** Data supplied **
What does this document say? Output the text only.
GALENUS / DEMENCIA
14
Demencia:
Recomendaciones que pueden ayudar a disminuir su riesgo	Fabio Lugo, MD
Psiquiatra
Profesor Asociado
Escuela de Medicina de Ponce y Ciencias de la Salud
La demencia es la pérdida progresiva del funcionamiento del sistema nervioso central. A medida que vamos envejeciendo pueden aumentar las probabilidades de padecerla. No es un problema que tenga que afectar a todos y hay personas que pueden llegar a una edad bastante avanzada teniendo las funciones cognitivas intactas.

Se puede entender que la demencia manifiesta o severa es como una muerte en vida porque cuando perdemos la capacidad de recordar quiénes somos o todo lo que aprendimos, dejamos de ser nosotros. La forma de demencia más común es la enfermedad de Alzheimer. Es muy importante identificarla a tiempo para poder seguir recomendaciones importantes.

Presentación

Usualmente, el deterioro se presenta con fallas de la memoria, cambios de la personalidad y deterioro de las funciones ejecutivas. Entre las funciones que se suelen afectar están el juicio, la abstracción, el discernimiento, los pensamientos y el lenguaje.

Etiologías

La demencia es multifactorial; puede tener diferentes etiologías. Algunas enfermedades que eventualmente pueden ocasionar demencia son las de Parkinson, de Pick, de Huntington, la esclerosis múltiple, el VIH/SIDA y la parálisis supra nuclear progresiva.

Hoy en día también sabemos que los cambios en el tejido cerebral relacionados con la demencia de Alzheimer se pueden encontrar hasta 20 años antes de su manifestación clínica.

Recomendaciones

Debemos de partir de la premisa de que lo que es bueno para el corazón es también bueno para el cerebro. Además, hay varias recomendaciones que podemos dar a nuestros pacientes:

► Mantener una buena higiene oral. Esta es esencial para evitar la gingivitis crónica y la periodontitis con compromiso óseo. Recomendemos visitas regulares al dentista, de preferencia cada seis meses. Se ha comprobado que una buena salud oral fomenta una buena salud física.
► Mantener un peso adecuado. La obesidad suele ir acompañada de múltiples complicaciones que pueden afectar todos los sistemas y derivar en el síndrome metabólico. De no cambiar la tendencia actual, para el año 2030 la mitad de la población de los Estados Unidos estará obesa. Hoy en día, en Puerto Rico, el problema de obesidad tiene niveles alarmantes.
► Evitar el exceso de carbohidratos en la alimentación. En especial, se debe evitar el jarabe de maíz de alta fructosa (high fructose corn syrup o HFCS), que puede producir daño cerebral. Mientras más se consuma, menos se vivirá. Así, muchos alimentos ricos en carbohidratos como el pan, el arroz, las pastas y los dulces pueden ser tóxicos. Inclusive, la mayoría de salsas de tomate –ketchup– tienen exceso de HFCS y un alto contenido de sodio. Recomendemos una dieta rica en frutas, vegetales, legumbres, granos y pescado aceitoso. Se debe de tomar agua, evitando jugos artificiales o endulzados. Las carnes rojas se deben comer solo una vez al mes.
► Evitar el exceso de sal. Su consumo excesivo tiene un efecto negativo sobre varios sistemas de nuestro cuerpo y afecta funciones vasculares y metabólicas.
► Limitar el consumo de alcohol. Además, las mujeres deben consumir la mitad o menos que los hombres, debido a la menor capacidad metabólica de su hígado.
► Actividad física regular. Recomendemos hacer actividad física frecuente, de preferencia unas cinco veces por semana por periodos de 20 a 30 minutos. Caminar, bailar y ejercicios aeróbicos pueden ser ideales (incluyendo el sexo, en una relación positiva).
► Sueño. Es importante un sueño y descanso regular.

** Exercise prompt **
Take the lines above and retype all of them exactly.

** Output below **
What does this document say? Output the text only.
GALENUS / DEMENCIA
14
Demencia:
Recomendaciones que pueden ayudar a disminuir su riesgo	Fabio Lugo, MD
Psiquiatra
Profesor Asociado
Escuela de Medicina de Ponce y Ciencias de la Salud
La demencia es la pérdida progresiva del funcionamiento del sistema nervioso central. A medida que vamos envejeciendo pueden aumentar las probabilidades de padecerla. No es un problema que tenga que afectar a todos y hay personas que pueden llegar a una edad bastante avanzada teniendo las funciones cognitivas intactas.

Se puede entender que la demencia manifiesta o severa es como una muerte en vida porque cuando perdemos la capacidad de recordar quiénes somos o todo lo que aprendimos, dejamos de ser nosotros. La forma de demencia más común es la enfermedad de Alzheimer. Es muy importante identificarla a tiempo para poder seguir recomendaciones importantes.

Presentación

Usualmente, el deterioro se presenta con fallas de la memoria, cambios de la personalidad y deterioro de las funciones ejecutivas. Entre las funciones que se suelen afectar están el juicio, la abstracción, el discernimiento, los pensamientos y el lenguaje.

Etiologías

La demencia es multifactorial; puede tener diferentes etiologías. Algunas enfermedades que eventualmente pueden ocasionar demencia son las de Parkinson, de Pick, de Huntington, la esclerosis múltiple, el VIH/SIDA y la parálisis supra nuclear progresiva.

Hoy en día también sabemos que los cambios en el tejido cerebral relacionados con la demencia de Alzheimer se pueden encontrar hasta 20 años antes de su manifestación clínica.

Recomendaciones

Debemos de partir de la premisa de que lo que es bueno para el corazón es también bueno para el cerebro. Además, hay varias recomendaciones que podemos dar a nuestros pacientes:

► Mantener una buena higiene oral. Esta es esencial para evitar la gingivitis crónica y la periodontitis con compromiso óseo. Recomendemos visitas regulares al dentista, de preferencia cada seis meses. Se ha comprobado que una buena salud oral fomenta una buena salud física.
► Mantener un peso adecuado. La obesidad suele ir acompañada de múltiples complicaciones que pueden afectar todos los sistemas y derivar en el síndrome metabólico. De no cambiar la tendencia actual, para el año 2030 la mitad de la población de los Estados Unidos estará obesa. Hoy en día, en Puerto Rico, el problema de obesidad tiene niveles alarmantes.
► Evitar el exceso de carbohidratos en la alimentación. En especial, se debe evitar el jarabe de maíz de alta fructosa (high fructose corn syrup o HFCS), que puede producir daño cerebral. Mientras más se consuma, menos se vivirá. Así, muchos alimentos ricos en carbohidratos como el pan, el arroz, las pastas y los dulces pueden ser tóxicos. Inclusive, la mayoría de salsas de tomate –ketchup– tienen exceso de HFCS y un alto contenido de sodio. Recomendemos una dieta rica en frutas, vegetales, legumbres, granos y pescado aceitoso. Se debe de tomar agua, evitando jugos artificiales o endulzados. Las carnes rojas se deben comer solo una vez al mes.
► Evitar el exceso de sal. Su consumo excesivo tiene un efecto negativo sobre varios sistemas de nuestro cuerpo y afecta funciones vasculares y metabólicas.
► Limitar el consumo de alcohol. Además, las mujeres deben consumir la mitad o menos que los hombres, debido a la menor capacidad metabólica de su hígado.
► Actividad física regular. Recomendemos hacer actividad física frecuente, de preferencia unas cinco veces por semana por periodos de 20 a 30 minutos. Caminar, bailar y ejercicios aeróbicos pueden ser ideales (incluyendo el sexo, en una relación positiva).
► Sueño. Es importante un sueño y descanso regular.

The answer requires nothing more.